Return each line of the entries that holds the string "such".

__Records from a data collection__:
━━━

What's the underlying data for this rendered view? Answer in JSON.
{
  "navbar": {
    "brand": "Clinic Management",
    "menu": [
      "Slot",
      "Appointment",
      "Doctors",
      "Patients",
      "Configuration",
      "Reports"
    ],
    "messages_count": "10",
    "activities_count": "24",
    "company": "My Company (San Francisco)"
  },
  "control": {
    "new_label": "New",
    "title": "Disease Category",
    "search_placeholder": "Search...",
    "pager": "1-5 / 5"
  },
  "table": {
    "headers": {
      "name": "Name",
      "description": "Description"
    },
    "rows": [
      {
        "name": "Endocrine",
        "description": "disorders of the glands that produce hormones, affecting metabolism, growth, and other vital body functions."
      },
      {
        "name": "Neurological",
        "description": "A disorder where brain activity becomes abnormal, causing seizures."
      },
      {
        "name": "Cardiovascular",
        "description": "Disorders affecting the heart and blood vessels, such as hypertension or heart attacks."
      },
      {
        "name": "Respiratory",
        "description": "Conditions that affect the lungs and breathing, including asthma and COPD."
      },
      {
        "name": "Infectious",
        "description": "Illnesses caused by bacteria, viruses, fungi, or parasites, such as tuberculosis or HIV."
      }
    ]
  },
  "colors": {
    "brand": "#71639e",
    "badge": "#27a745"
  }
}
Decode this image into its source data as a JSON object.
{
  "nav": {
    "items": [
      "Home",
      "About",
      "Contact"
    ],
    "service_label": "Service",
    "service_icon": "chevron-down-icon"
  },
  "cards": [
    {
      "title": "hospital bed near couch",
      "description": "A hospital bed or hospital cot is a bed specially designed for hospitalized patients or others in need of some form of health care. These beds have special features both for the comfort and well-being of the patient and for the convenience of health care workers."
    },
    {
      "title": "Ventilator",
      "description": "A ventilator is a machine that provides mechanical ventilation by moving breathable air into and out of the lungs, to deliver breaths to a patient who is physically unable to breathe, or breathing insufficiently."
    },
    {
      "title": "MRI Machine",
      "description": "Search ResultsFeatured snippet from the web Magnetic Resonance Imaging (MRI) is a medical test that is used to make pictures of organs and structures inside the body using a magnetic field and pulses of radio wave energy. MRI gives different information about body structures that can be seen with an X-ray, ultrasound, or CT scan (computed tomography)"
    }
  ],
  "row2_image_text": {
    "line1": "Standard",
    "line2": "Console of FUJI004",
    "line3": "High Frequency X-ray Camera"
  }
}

━━━

__Solution for this exercise__:
        "description": "Disorders affecting the heart and blood vessels, such as hypertension or heart attacks."
        "description": "Illnesses caused by bacteria, viruses, fungi, or parasites, such as tuberculosis or HIV."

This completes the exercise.